| SHORT TASK |
Each record must be reproduced exactly as it is shown.

| INPUT |

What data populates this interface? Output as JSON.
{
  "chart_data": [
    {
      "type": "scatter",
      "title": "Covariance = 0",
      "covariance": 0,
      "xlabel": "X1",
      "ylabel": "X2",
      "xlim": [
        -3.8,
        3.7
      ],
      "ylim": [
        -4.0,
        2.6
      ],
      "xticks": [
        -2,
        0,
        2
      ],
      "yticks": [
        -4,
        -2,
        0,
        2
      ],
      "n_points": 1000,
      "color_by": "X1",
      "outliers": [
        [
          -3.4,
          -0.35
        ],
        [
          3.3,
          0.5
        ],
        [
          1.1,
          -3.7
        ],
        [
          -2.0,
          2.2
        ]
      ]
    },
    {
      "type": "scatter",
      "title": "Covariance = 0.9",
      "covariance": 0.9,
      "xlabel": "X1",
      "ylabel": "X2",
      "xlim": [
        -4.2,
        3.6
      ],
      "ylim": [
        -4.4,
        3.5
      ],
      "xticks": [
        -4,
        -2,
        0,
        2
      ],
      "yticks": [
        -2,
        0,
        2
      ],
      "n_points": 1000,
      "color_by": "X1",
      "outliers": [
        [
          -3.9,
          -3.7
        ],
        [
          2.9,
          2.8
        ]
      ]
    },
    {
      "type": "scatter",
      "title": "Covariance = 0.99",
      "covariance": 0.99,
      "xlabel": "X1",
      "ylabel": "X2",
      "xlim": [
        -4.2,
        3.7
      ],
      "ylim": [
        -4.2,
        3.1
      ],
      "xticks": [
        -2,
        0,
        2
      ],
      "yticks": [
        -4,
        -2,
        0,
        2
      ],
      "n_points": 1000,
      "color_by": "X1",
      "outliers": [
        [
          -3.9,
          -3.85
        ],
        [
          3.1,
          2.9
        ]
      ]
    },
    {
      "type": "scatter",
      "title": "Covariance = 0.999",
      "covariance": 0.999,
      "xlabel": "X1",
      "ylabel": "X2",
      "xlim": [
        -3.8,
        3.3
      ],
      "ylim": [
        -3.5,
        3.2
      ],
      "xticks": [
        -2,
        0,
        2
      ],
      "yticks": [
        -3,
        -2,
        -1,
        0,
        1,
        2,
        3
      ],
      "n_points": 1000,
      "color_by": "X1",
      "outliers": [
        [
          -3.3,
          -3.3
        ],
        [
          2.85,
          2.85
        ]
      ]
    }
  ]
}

| ANSWER TO THE TASK |
What data populates this interface? Output as JSON.
{
  "chart_data": [
    {
      "type": "scatter",
      "title": "Covariance = 0",
      "covariance": 0,
      "xlabel": "X1",
      "ylabel": "X2",
      "xlim": [
        -3.8,
        3.7
      ],
      "ylim": [
        -4.0,
        2.6
      ],
      "xticks": [
        -2,
        0,
        2
      ],
      "yticks": [
        -4,
        -2,
        0,
        2
      ],
      "n_points": 1000,
      "color_by": "X1",
      "outliers": [
        [
          -3.4,
          -0.35
        ],
        [
          3.3,
          0.5
        ],
        [
          1.1,
          -3.7
        ],
        [
          -2.0,
          2.2
        ]
      ]
    },
    {
      "type": "scatter",
      "title": "Covariance = 0.9",
      "covariance": 0.9,
      "xlabel": "X1",
      "ylabel": "X2",
      "xlim": [
        -4.2,
        3.6
      ],
      "ylim": [
        -4.4,
        3.5
      ],
      "xticks": [
        -4,
        -2,
        0,
        2
      ],
      "yticks": [
        -2,
        0,
        2
      ],
      "n_points": 1000,
      "color_by": "X1",
      "outliers": [
        [
          -3.9,
          -3.7
        ],
        [
          2.9,
          2.8
        ]
      ]
    },
    {
      "type": "scatter",
      "title": "Covariance = 0.99",
      "covariance": 0.99,
      "xlabel": "X1",
      "ylabel": "X2",
      "xlim": [
        -4.2,
        3.7
      ],
      "ylim": [
        -4.2,
        3.1
      ],
      "xticks": [
        -2,
        0,
        2
      ],
      "yticks": [
        -4,
        -2,
        0,
        2
      ],
      "n_points": 1000,
      "color_by": "X1",
      "outliers": [
        [
          -3.9,
          -3.85
        ],
        [
          3.1,
          2.9
        ]
      ]
    },
    {
      "type": "scatter",
      "title": "Covariance = 0.999",
      "covariance": 0.999,
      "xlabel": "X1",
      "ylabel": "X2",
      "xlim": [
        -3.8,
        3.3
      ],
      "ylim": [
        -3.5,
        3.2
      ],
      "xticks": [
        -2,
        0,
        2
      ],
      "yticks": [
        -3,
        -2,
        -1,
        0,
        1,
        2,
        3
      ],
      "n_points": 1000,
      "color_by": "X1",
      "outliers": [
        [
          -3.3,
          -3.3
        ],
        [
          2.85,
          2.85
        ]
      ]
    }
  ]
}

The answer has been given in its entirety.